#### Information given
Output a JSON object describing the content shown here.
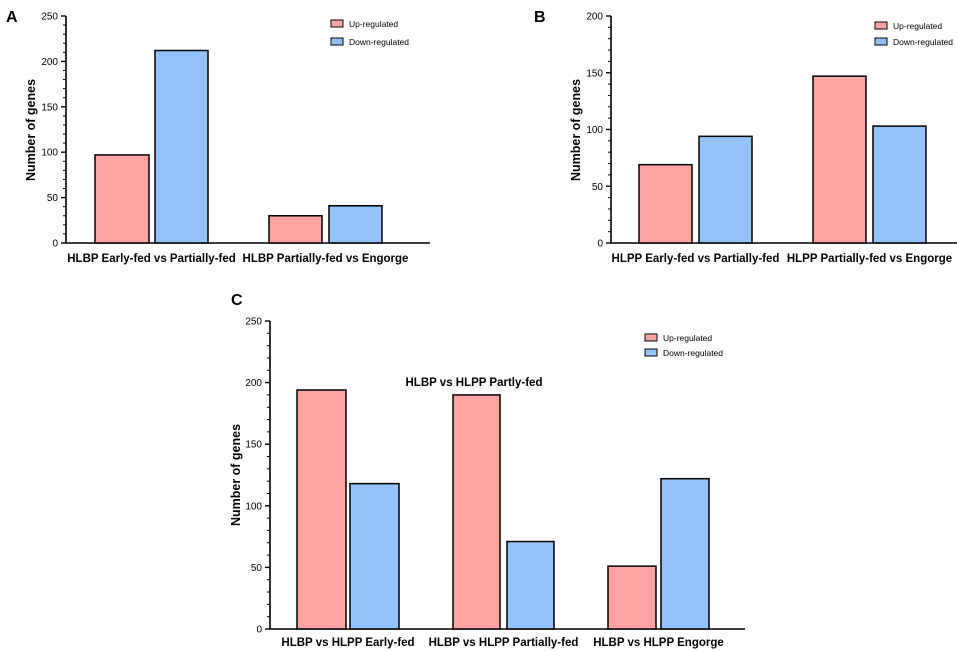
{
  "colors": {
    "up": "#ffa3a3",
    "down": "#94c2fa",
    "stroke": "#000000"
  },
  "chart_data": [
    {
      "panel_label": "A",
      "type": "bar",
      "ylabel": "Number of genes",
      "ylim": [
        0,
        250
      ],
      "yticks": [
        0,
        50,
        100,
        150,
        200,
        250
      ],
      "categories": [
        "HLBP Early-fed vs Partially-fed",
        "HLBP Partially-fed vs Engorge"
      ],
      "series": [
        {
          "name": "Up-regulated",
          "values": [
            97,
            30
          ]
        },
        {
          "name": "Down-regulated",
          "values": [
            212,
            41
          ]
        }
      ],
      "legend": "top-right"
    },
    {
      "panel_label": "B",
      "type": "bar",
      "ylabel": "Number of genes",
      "ylim": [
        0,
        200
      ],
      "yticks": [
        0,
        50,
        100,
        150,
        200
      ],
      "categories": [
        "HLPP Early-fed vs Partially-fed",
        "HLPP Partially-fed vs Engorge"
      ],
      "series": [
        {
          "name": "Up-regulated",
          "values": [
            69,
            147
          ]
        },
        {
          "name": "Down-regulated",
          "values": [
            94,
            103
          ]
        }
      ],
      "legend": "top-right"
    },
    {
      "panel_label": "C",
      "type": "bar",
      "ylabel": "Number of genes",
      "annotation": "HLBP vs HLPP Partly-fed",
      "ylim": [
        0,
        250
      ],
      "yticks": [
        0,
        50,
        100,
        150,
        200,
        250
      ],
      "categories": [
        "HLBP vs HLPP Early-fed",
        "HLBP vs HLPP Partially-fed",
        "HLBP vs HLPP Engorge"
      ],
      "series": [
        {
          "name": "Up-regulated",
          "values": [
            194,
            190,
            51
          ]
        },
        {
          "name": "Down-regulated",
          "values": [
            118,
            71,
            122
          ]
        }
      ],
      "legend": "top-right"
    }
  ]
}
########
> Aim of the task
Without the pictures, give all of the entries above again exactly.

> Finished exercise
Output a JSON object describing the content shown here.
{
  "colors": {
    "up": "#ffa3a3",
    "down": "#94c2fa",
    "stroke": "#000000"
  },
  "chart_data": [
    {
      "panel_label": "A",
      "type": "bar",
      "ylabel": "Number of genes",
      "ylim": [
        0,
        250
      ],
      "yticks": [
        0,
        50,
        100,
        150,
        200,
        250
      ],
      "categories": [
        "HLBP Early-fed vs Partially-fed",
        "HLBP Partially-fed vs Engorge"
      ],
      "series": [
        {
          "name": "Up-regulated",
          "values": [
            97,
            30
          ]
        },
        {
          "name": "Down-regulated",
          "values": [
            212,
            41
          ]
        }
      ],
      "legend": "top-right"
    },
    {
      "panel_label": "B",
      "type": "bar",
      "ylabel": "Number of genes",
      "ylim": [
        0,
        200
      ],
      "yticks": [
        0,
        50,
        100,
        150,
        200
      ],
      "categories": [
        "HLPP Early-fed vs Partially-fed",
        "HLPP Partially-fed vs Engorge"
      ],
      "series": [
        {
          "name": "Up-regulated",
          "values": [
            69,
            147
          ]
        },
        {
          "name": "Down-regulated",
          "values": [
            94,
            103
          ]
        }
      ],
      "legend": "top-right"
    },
    {
      "panel_label": "C",
      "type": "bar",
      "ylabel": "Number of genes",
      "annotation": "HLBP vs HLPP Partly-fed",
      "ylim": [
        0,
        250
      ],
      "yticks": [
        0,
        50,
        100,
        150,
        200,
        250
      ],
      "categories": [
        "HLBP vs HLPP Early-fed",
        "HLBP vs HLPP Partially-fed",
        "HLBP vs HLPP Engorge"
      ],
      "series": [
        {
          "name": "Up-regulated",
          "values": [
            194,
            190,
            51
          ]
        },
        {
          "name": "Down-regulated",
          "values": [
            118,
            71,
            122
          ]
        }
      ],
      "legend": "top-right"
    }
  ]
}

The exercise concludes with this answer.